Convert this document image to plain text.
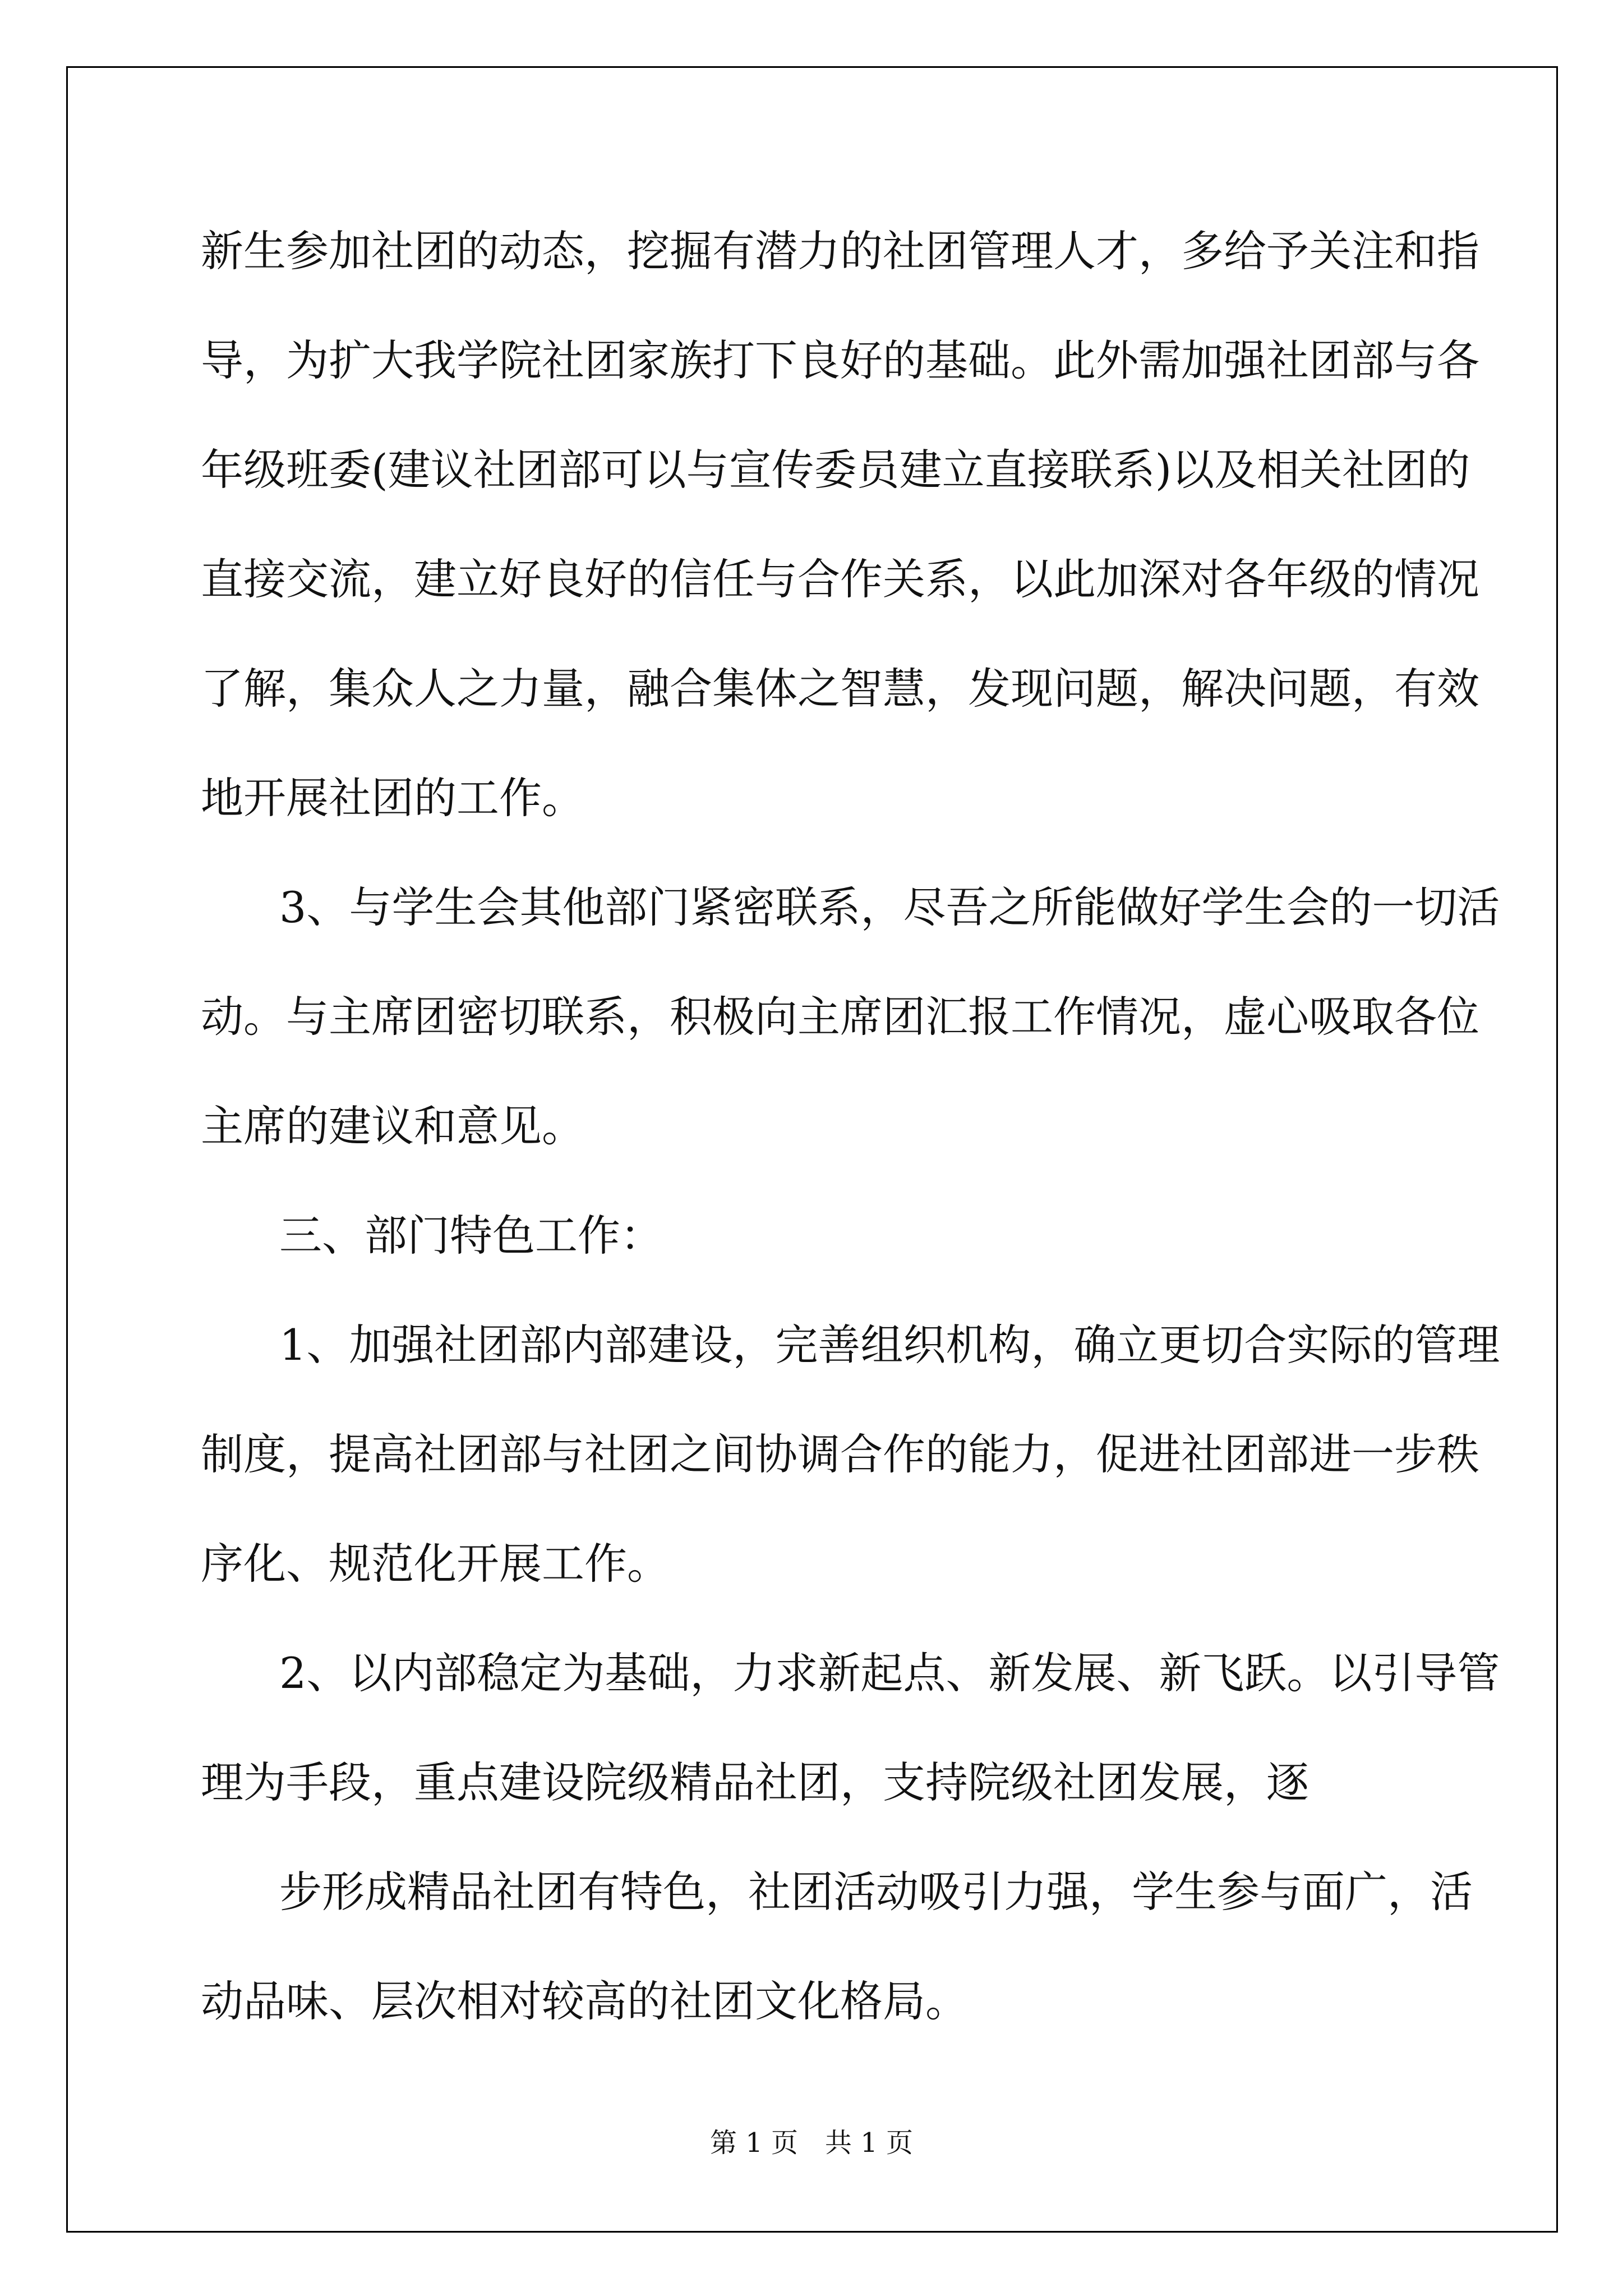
新生参加社团的动态，挖掘有潜力的社团管理人才，多给予关注和指
导，为扩大我学院社团家族打下良好的基础。此外需加强社团部与各
年级班委(建议社团部可以与宣传委员建立直接联系)以及相关社团的
直接交流，建立好良好的信任与合作关系，以此加深对各年级的情况
了解，集众人之力量，融合集体之智慧，发现问题，解决问题，有效
地开展社团的工作。
3、与学生会其他部门紧密联系，尽吾之所能做好学生会的一切活
动。与主席团密切联系，积极向主席团汇报工作情况，虚心吸取各位
主席的建议和意见。
三、部门特色工作：
1、加强社团部内部建设，完善组织机构，确立更切合实际的管理
制度，提高社团部与社团之间协调合作的能力，促进社团部进一步秩
序化、规范化开展工作。
2、以内部稳定为基础，力求新起点、新发展、新飞跃。以引导管
理为手段，重点建设院级精品社团，支持院级社团发展，逐
步形成精品社团有特色，社团活动吸引力强，学生参与面广，活
动品味、层次相对较高的社团文化格局。
第 1 页　共 1 页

# Problem requirements:
Quote the entries in full. Any image among them is to be omitted from the copy.

# Written solution:
Convert this document image to plain text.
新生参加社团的动态，挖掘有潜力的社团管理人才，多给予关注和指
导，为扩大我学院社团家族打下良好的基础。此外需加强社团部与各
年级班委(建议社团部可以与宣传委员建立直接联系)以及相关社团的
直接交流，建立好良好的信任与合作关系，以此加深对各年级的情况
了解，集众人之力量，融合集体之智慧，发现问题，解决问题，有效
地开展社团的工作。
3、与学生会其他部门紧密联系，尽吾之所能做好学生会的一切活
动。与主席团密切联系，积极向主席团汇报工作情况，虚心吸取各位
主席的建议和意见。
三、部门特色工作：
1、加强社团部内部建设，完善组织机构，确立更切合实际的管理
制度，提高社团部与社团之间协调合作的能力，促进社团部进一步秩
序化、规范化开展工作。
2、以内部稳定为基础，力求新起点、新发展、新飞跃。以引导管
理为手段，重点建设院级精品社团，支持院级社团发展，逐
步形成精品社团有特色，社团活动吸引力强，学生参与面广，活
动品味、层次相对较高的社团文化格局。
第 1 页　共 1 页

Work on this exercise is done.